Source records:
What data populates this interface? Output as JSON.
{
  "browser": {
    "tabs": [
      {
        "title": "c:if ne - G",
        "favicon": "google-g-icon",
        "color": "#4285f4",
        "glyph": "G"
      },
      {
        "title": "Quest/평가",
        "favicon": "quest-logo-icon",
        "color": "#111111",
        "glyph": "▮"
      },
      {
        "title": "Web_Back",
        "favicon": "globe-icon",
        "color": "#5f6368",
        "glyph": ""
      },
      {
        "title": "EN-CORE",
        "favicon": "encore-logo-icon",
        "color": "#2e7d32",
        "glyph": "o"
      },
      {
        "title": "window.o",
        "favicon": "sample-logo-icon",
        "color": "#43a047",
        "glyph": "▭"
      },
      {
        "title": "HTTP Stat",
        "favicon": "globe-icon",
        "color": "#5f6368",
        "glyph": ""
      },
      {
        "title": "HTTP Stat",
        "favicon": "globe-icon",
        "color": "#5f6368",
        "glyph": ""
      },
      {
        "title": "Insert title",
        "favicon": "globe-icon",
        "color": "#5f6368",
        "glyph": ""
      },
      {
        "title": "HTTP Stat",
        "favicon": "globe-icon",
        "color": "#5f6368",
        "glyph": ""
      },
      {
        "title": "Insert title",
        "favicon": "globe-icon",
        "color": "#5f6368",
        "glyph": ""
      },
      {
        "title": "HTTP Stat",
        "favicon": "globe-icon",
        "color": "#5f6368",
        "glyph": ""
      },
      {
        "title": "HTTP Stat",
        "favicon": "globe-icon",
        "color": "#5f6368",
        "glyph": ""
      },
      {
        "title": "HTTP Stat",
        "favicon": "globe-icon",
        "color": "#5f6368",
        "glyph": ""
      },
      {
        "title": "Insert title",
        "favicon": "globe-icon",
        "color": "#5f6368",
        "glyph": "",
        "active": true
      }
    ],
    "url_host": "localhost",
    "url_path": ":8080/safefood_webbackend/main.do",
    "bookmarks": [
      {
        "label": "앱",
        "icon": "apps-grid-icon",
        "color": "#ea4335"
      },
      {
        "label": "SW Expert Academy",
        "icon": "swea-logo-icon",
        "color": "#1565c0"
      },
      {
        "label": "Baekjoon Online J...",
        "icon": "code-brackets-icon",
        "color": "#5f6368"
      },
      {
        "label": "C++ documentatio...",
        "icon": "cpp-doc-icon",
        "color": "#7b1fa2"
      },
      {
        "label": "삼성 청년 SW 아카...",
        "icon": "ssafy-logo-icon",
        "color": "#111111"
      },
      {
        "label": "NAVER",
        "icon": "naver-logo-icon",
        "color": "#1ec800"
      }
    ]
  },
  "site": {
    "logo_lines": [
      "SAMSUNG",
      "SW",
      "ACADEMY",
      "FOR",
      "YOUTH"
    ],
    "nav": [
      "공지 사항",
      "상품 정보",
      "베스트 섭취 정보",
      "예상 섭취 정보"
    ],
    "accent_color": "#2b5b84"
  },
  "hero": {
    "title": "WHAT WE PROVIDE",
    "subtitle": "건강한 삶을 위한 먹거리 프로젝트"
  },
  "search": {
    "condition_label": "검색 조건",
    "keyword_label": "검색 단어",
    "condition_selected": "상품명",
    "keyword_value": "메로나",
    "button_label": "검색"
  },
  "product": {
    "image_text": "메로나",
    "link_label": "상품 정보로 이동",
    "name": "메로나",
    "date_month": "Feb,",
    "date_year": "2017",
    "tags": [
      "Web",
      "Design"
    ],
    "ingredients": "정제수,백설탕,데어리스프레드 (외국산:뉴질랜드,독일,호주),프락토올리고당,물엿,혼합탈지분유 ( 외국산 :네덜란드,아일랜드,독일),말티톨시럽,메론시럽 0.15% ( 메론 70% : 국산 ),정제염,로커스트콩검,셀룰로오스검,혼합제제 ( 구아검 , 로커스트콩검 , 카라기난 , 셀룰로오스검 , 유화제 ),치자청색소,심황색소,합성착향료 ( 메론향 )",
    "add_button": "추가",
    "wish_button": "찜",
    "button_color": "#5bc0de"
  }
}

**DESCRIPTION OF THE TASK:**
Please quote the records above exactly, without skipping a line.

**RESULT OF THIS TASK:**
What data populates this interface? Output as JSON.
{
  "browser": {
    "tabs": [
      {
        "title": "c:if ne - G",
        "favicon": "google-g-icon",
        "color": "#4285f4",
        "glyph": "G"
      },
      {
        "title": "Quest/평가",
        "favicon": "quest-logo-icon",
        "color": "#111111",
        "glyph": "▮"
      },
      {
        "title": "Web_Back",
        "favicon": "globe-icon",
        "color": "#5f6368",
        "glyph": ""
      },
      {
        "title": "EN-CORE",
        "favicon": "encore-logo-icon",
        "color": "#2e7d32",
        "glyph": "o"
      },
      {
        "title": "window.o",
        "favicon": "sample-logo-icon",
        "color": "#43a047",
        "glyph": "▭"
      },
      {
        "title": "HTTP Stat",
        "favicon": "globe-icon",
        "color": "#5f6368",
        "glyph": ""
      },
      {
        "title": "HTTP Stat",
        "favicon": "globe-icon",
        "color": "#5f6368",
        "glyph": ""
      },
      {
        "title": "Insert title",
        "favicon": "globe-icon",
        "color": "#5f6368",
        "glyph": ""
      },
      {
        "title": "HTTP Stat",
        "favicon": "globe-icon",
        "color": "#5f6368",
        "glyph": ""
      },
      {
        "title": "Insert title",
        "favicon": "globe-icon",
        "color": "#5f6368",
        "glyph": ""
      },
      {
        "title": "HTTP Stat",
        "favicon": "globe-icon",
        "color": "#5f6368",
        "glyph": ""
      },
      {
        "title": "HTTP Stat",
        "favicon": "globe-icon",
        "color": "#5f6368",
        "glyph": ""
      },
      {
        "title": "HTTP Stat",
        "favicon": "globe-icon",
        "color": "#5f6368",
        "glyph": ""
      },
      {
        "title": "Insert title",
        "favicon": "globe-icon",
        "color": "#5f6368",
        "glyph": "",
        "active": true
      }
    ],
    "url_host": "localhost",
    "url_path": ":8080/safefood_webbackend/main.do",
    "bookmarks": [
      {
        "label": "앱",
        "icon": "apps-grid-icon",
        "color": "#ea4335"
      },
      {
        "label": "SW Expert Academy",
        "icon": "swea-logo-icon",
        "color": "#1565c0"
      },
      {
        "label": "Baekjoon Online J...",
        "icon": "code-brackets-icon",
        "color": "#5f6368"
      },
      {
        "label": "C++ documentatio...",
        "icon": "cpp-doc-icon",
        "color": "#7b1fa2"
      },
      {
        "label": "삼성 청년 SW 아카...",
        "icon": "ssafy-logo-icon",
        "color": "#111111"
      },
      {
        "label": "NAVER",
        "icon": "naver-logo-icon",
        "color": "#1ec800"
      }
    ]
  },
  "site": {
    "logo_lines": [
      "SAMSUNG",
      "SW",
      "ACADEMY",
      "FOR",
      "YOUTH"
    ],
    "nav": [
      "공지 사항",
      "상품 정보",
      "베스트 섭취 정보",
      "예상 섭취 정보"
    ],
    "accent_color": "#2b5b84"
  },
  "hero": {
    "title": "WHAT WE PROVIDE",
    "subtitle": "건강한 삶을 위한 먹거리 프로젝트"
  },
  "search": {
    "condition_label": "검색 조건",
    "keyword_label": "검색 단어",
    "condition_selected": "상품명",
    "keyword_value": "메로나",
    "button_label": "검색"
  },
  "product": {
    "image_text": "메로나",
    "link_label": "상품 정보로 이동",
    "name": "메로나",
    "date_month": "Feb,",
    "date_year": "2017",
    "tags": [
      "Web",
      "Design"
    ],
    "ingredients": "정제수,백설탕,데어리스프레드 (외국산:뉴질랜드,독일,호주),프락토올리고당,물엿,혼합탈지분유 ( 외국산 :네덜란드,아일랜드,독일),말티톨시럽,메론시럽 0.15% ( 메론 70% : 국산 ),정제염,로커스트콩검,셀룰로오스검,혼합제제 ( 구아검 , 로커스트콩검 , 카라기난 , 셀룰로오스검 , 유화제 ),치자청색소,심황색소,합성착향료 ( 메론향 )",
    "add_button": "추가",
    "wish_button": "찜",
    "button_color": "#5bc0de"
  }
}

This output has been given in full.